• Description of the task: Go through the records line by line and work out how many lines hold the word "title". Answer with the number only.

Figure contents as structured data
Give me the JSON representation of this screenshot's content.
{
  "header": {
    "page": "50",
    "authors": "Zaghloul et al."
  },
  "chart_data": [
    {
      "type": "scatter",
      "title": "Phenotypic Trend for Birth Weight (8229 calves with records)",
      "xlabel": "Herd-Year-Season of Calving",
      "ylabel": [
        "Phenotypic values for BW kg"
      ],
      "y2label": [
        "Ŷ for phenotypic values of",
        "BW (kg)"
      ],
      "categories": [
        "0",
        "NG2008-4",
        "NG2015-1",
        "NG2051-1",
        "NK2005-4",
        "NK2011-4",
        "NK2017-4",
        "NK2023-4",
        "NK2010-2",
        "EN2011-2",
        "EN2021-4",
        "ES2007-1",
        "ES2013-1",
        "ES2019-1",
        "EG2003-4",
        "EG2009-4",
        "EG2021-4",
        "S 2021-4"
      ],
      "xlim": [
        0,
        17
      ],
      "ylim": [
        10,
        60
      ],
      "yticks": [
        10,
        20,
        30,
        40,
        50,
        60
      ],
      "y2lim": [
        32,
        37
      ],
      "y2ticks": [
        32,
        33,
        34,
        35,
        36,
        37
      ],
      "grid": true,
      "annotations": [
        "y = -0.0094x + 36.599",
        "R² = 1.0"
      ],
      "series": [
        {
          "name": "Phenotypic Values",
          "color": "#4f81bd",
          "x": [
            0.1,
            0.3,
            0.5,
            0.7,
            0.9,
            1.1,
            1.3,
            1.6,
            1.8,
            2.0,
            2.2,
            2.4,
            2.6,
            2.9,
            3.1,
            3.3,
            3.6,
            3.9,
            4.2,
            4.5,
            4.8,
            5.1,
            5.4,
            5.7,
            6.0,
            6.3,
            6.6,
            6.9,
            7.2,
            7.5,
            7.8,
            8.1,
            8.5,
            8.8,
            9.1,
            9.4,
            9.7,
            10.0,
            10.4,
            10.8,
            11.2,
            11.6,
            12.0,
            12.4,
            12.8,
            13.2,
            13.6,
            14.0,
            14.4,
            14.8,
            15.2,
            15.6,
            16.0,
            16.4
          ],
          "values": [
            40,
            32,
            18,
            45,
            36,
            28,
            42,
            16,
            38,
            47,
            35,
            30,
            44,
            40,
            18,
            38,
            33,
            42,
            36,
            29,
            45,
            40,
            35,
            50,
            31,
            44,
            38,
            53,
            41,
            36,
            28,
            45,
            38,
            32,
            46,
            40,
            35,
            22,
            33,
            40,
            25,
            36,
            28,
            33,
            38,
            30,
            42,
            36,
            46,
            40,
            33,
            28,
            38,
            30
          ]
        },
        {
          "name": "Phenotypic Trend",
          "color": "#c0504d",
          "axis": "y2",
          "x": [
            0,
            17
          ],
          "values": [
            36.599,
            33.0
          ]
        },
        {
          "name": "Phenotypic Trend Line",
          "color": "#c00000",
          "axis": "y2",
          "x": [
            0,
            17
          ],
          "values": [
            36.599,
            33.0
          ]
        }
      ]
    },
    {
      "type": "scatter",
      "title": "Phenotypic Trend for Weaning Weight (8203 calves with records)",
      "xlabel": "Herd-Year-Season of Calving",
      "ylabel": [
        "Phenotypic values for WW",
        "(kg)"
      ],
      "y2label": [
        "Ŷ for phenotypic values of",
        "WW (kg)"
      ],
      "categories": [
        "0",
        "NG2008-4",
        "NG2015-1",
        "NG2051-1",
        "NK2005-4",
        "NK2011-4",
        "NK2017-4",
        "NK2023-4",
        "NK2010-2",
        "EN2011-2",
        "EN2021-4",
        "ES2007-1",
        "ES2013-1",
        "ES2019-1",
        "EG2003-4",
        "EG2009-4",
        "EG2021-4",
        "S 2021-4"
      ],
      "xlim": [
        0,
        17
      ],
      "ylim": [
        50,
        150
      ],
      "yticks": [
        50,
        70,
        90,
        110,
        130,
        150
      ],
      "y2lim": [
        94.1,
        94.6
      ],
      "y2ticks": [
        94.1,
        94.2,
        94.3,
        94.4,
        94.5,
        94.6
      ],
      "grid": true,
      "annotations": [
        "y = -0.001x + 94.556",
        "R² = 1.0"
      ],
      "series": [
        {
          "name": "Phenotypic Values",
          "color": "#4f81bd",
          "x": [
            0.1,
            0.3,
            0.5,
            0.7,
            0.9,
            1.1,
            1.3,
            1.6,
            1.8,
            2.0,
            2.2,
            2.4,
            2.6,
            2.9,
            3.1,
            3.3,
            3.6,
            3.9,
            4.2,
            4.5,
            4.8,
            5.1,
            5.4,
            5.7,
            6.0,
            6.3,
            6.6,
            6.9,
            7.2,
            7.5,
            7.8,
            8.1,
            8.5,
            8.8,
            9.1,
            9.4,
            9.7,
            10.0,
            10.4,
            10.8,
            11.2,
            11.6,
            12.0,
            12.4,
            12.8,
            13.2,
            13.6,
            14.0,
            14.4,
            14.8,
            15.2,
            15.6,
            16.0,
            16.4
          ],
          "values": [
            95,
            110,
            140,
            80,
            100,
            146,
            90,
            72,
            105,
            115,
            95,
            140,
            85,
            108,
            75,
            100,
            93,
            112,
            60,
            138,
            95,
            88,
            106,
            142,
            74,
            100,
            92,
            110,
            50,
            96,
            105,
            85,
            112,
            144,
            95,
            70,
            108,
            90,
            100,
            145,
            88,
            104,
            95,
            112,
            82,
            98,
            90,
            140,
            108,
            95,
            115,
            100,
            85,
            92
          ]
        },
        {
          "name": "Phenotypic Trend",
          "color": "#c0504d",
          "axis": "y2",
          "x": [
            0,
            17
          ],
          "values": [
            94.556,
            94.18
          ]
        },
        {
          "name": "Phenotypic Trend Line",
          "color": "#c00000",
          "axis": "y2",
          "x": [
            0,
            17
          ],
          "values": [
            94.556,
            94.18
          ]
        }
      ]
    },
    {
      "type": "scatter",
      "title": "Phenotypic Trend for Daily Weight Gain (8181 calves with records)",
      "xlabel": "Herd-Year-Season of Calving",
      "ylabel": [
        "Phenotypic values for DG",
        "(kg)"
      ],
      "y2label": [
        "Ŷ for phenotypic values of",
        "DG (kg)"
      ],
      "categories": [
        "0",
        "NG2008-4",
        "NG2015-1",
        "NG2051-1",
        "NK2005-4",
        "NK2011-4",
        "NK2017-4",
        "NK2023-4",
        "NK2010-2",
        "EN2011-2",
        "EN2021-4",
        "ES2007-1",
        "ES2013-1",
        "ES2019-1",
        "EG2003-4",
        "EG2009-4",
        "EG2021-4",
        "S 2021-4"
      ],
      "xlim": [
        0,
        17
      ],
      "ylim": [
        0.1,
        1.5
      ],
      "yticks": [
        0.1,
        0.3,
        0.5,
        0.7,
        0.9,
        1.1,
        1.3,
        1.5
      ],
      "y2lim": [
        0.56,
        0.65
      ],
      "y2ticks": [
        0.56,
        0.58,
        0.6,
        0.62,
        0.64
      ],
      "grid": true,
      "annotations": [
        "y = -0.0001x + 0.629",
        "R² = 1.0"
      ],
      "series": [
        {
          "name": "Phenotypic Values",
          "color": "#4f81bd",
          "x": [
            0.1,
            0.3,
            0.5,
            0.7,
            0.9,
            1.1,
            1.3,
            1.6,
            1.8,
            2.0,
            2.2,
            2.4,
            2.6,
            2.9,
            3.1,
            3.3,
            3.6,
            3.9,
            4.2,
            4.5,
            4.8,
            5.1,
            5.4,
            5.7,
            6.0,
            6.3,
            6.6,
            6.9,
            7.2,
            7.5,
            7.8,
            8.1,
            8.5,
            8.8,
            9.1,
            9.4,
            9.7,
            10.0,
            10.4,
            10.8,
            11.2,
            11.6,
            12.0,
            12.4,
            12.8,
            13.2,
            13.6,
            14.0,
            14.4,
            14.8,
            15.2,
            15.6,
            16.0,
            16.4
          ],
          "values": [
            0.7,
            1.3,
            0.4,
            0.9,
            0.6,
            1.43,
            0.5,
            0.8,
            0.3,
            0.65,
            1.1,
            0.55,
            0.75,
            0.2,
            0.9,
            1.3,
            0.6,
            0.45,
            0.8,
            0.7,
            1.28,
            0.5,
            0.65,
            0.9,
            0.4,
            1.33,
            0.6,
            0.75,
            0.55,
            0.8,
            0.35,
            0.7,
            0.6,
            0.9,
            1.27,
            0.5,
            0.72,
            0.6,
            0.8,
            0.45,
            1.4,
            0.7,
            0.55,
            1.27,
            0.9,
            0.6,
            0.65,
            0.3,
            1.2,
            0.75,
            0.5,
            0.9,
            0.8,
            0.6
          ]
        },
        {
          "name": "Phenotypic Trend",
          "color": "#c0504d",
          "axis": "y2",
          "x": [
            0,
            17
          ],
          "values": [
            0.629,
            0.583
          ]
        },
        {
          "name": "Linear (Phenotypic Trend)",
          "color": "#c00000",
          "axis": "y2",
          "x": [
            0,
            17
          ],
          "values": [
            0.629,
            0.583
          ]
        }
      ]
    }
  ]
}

• Written response: 3